GIVEN PROBLEM: In the entries below, count every line with the word "this". Return only the count.

▶

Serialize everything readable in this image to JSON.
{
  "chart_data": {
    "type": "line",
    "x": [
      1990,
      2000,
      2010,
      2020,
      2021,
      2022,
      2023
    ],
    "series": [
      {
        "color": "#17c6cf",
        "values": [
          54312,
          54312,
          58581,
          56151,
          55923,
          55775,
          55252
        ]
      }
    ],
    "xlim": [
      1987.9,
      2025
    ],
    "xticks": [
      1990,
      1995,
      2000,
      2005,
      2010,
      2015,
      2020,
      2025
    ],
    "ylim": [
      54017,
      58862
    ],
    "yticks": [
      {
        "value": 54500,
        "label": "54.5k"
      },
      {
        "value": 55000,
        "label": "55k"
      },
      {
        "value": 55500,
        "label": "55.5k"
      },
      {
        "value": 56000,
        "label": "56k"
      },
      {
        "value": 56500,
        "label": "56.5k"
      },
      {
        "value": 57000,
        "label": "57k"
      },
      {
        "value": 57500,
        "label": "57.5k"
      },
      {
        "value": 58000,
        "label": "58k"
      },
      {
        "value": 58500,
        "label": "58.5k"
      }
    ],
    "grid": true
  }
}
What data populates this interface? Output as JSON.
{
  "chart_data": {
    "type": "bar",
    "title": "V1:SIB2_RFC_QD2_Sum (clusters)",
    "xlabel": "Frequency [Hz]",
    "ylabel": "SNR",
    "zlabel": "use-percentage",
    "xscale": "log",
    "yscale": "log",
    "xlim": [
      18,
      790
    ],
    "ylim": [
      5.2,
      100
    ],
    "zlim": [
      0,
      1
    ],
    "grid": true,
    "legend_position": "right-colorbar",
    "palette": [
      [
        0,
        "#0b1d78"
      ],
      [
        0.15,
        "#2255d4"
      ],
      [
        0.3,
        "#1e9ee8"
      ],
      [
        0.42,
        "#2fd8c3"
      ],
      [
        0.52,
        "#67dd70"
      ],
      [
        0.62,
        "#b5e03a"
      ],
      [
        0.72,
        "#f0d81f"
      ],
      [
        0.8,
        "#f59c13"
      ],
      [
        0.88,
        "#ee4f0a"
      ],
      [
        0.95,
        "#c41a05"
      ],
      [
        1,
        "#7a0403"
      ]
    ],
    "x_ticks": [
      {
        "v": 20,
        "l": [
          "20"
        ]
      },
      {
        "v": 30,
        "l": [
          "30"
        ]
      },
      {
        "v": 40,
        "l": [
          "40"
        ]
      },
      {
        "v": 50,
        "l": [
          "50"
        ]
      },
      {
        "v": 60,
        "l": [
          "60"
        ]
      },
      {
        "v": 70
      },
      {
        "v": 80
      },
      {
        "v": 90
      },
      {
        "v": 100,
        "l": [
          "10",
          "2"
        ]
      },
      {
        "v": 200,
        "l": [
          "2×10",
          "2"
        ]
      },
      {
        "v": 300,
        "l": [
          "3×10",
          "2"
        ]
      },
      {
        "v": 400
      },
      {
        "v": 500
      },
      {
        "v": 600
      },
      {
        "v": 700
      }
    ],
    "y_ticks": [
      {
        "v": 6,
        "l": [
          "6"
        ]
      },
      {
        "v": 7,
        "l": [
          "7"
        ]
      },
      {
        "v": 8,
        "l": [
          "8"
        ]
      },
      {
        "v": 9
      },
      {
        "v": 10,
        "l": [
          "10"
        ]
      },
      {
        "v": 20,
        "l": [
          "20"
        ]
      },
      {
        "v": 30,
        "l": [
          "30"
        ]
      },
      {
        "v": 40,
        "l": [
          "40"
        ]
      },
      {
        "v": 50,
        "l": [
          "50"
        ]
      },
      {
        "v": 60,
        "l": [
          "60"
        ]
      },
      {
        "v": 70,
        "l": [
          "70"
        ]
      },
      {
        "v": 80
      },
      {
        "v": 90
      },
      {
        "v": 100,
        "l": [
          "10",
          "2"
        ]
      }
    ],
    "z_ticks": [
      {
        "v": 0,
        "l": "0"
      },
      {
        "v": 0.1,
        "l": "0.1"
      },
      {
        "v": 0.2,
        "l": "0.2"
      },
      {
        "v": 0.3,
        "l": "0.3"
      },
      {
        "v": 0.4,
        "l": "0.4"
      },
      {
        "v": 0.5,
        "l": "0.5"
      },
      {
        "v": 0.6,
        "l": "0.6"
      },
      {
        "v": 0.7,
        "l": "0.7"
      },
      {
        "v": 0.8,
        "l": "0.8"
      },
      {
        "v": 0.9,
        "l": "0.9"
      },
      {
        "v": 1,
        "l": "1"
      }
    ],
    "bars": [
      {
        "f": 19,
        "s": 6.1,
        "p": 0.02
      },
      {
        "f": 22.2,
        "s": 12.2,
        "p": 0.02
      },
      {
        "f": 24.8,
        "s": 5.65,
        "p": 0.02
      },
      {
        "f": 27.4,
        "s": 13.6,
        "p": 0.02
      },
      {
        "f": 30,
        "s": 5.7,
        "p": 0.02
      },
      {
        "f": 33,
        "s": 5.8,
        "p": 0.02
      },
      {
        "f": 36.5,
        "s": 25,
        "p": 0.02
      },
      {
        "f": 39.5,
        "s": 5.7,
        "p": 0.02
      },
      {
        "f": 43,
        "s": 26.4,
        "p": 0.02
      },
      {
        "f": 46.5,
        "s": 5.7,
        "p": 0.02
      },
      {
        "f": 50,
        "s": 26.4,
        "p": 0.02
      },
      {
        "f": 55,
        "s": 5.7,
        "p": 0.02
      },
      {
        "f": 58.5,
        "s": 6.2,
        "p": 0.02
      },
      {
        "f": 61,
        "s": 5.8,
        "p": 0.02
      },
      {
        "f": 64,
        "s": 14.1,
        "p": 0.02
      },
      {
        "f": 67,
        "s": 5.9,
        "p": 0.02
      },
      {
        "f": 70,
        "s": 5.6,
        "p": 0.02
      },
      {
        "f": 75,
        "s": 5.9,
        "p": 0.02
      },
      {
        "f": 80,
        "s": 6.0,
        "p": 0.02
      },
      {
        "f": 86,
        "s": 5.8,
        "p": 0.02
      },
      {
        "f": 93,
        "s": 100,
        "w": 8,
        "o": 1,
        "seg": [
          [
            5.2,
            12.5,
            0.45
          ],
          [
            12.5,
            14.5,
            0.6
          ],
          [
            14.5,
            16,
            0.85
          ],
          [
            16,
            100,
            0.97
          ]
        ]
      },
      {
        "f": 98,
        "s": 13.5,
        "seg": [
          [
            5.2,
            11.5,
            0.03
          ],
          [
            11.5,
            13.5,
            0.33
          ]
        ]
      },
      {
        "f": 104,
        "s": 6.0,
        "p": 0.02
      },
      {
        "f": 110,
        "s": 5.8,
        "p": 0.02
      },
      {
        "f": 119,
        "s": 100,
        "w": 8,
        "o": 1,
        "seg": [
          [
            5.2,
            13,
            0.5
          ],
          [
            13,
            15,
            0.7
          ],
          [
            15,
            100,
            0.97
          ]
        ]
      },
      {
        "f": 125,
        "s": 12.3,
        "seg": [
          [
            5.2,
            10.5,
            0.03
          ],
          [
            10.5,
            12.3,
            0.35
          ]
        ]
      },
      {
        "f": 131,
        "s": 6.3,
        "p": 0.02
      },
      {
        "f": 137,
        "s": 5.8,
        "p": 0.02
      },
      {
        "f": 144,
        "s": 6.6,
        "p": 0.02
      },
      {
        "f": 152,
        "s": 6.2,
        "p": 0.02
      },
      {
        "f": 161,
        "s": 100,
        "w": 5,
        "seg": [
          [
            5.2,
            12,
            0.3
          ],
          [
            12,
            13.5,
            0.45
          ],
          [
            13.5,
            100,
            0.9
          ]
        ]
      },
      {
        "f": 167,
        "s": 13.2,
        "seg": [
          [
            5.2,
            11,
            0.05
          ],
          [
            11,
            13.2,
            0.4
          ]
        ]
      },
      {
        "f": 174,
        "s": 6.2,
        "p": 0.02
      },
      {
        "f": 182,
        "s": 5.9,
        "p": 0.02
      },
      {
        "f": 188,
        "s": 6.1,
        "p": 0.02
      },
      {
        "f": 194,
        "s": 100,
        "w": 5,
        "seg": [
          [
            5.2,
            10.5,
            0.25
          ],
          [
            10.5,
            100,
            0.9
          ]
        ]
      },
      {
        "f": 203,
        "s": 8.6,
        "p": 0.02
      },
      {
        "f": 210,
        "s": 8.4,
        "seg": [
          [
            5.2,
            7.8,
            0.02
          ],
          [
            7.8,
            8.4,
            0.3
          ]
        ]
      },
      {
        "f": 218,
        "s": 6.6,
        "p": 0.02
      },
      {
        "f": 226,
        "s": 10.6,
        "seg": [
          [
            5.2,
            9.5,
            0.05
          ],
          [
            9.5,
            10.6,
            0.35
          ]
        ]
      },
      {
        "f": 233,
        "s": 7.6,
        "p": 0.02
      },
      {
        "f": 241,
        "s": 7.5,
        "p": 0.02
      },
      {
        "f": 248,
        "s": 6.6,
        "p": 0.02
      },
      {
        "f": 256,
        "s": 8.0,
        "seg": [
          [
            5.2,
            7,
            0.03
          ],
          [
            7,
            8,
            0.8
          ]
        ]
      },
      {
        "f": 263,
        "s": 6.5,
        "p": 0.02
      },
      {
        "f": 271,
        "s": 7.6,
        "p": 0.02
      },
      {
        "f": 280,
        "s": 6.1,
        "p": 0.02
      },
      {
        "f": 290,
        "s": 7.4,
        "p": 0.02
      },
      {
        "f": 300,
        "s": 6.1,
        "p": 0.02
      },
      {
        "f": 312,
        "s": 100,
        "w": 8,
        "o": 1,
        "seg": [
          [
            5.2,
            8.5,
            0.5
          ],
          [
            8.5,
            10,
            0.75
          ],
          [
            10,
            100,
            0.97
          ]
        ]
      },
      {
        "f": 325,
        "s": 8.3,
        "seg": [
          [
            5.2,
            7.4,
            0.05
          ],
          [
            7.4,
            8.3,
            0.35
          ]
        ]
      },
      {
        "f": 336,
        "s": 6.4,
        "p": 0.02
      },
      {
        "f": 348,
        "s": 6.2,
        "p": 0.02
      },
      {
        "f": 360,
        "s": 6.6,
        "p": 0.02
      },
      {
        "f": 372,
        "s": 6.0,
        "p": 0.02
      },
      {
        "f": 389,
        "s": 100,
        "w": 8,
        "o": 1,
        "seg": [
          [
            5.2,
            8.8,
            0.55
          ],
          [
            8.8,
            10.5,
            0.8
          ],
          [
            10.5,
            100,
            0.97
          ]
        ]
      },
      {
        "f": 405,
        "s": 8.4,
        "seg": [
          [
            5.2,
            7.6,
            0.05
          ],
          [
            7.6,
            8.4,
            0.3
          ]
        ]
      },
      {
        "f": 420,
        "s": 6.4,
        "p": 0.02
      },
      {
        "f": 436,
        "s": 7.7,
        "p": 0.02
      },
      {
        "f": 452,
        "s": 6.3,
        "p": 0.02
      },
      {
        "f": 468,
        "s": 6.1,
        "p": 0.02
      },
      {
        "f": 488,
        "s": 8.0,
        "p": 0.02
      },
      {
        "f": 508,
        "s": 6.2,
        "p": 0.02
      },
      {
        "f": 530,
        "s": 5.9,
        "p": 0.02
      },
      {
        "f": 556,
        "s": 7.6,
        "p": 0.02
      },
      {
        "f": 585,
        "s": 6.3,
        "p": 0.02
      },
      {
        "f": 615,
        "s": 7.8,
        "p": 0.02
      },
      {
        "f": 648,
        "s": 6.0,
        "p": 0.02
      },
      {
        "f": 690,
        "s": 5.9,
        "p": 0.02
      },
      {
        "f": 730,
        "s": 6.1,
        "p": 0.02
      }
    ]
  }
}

◀

SOLVED EXERCISE: 2